** start THE RECORDS **
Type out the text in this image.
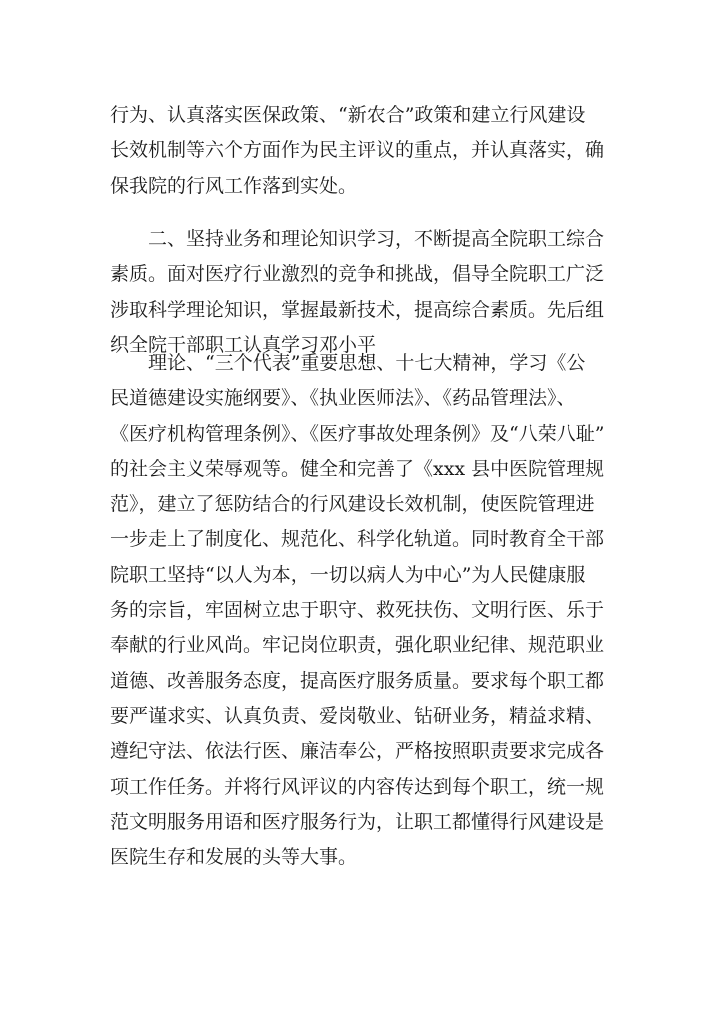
行为、认真落实医保政策、“新农合”政策和建立行风建设
长效机制等六个方面作为民主评议的重点，并认真落实，确
保我院的行风工作落到实处。
二、坚持业务和理论知识学习，不断提高全院职工综合
素质。面对医疗行业激烈的竞争和挑战，倡导全院职工广泛
涉取科学理论知识，掌握最新技术，提高综合素质。先后组
织全院干部职工认真学习邓小平
理论、“三个代表”重要思想、十七大精神，学习《公
民道德建设实施纲要》、《执业医师法》、《药品管理法》、
《医疗机构管理条例》、《医疗事故处理条例》及“八荣八耻”
的社会主义荣辱观等。健全和完善了《xxx 县中医院管理规
范》，建立了惩防结合的行风建设长效机制，使医院管理进
一步走上了制度化、规范化、科学化轨道。同时教育全干部
院职工坚持“以人为本，一切以病人为中心”为人民健康服
务的宗旨，牢固树立忠于职守、救死扶伤、文明行医、乐于
奉献的行业风尚。牢记岗位职责，强化职业纪律、规范职业
道德、改善服务态度，提高医疗服务质量。要求每个职工都
要严谨求实、认真负责、爱岗敬业、钻研业务，精益求精、
遵纪守法、依法行医、廉洁奉公，严格按照职责要求完成各
项工作任务。并将行风评议的内容传达到每个职工，统一规
范文明服务用语和医疗服务行为，让职工都懂得行风建设是
医院生存和发展的头等大事。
** end THE RECORDS **
* [EXERCISE BRIEF]: Copy the records exactly. Skip the pictures.

* [PROBLEM SOLUTION]:
Type out the text in this image.
行为、认真落实医保政策、“新农合”政策和建立行风建设
长效机制等六个方面作为民主评议的重点，并认真落实，确
保我院的行风工作落到实处。
二、坚持业务和理论知识学习，不断提高全院职工综合
素质。面对医疗行业激烈的竞争和挑战，倡导全院职工广泛
涉取科学理论知识，掌握最新技术，提高综合素质。先后组
织全院干部职工认真学习邓小平
理论、“三个代表”重要思想、十七大精神，学习《公
民道德建设实施纲要》、《执业医师法》、《药品管理法》、
《医疗机构管理条例》、《医疗事故处理条例》及“八荣八耻”
的社会主义荣辱观等。健全和完善了《xxx 县中医院管理规
范》，建立了惩防结合的行风建设长效机制，使医院管理进
一步走上了制度化、规范化、科学化轨道。同时教育全干部
院职工坚持“以人为本，一切以病人为中心”为人民健康服
务的宗旨，牢固树立忠于职守、救死扶伤、文明行医、乐于
奉献的行业风尚。牢记岗位职责，强化职业纪律、规范职业
道德、改善服务态度，提高医疗服务质量。要求每个职工都
要严谨求实、认真负责、爱岗敬业、钻研业务，精益求精、
遵纪守法、依法行医、廉洁奉公，严格按照职责要求完成各
项工作任务。并将行风评议的内容传达到每个职工，统一规
范文明服务用语和医疗服务行为，让职工都懂得行风建设是
医院生存和发展的头等大事。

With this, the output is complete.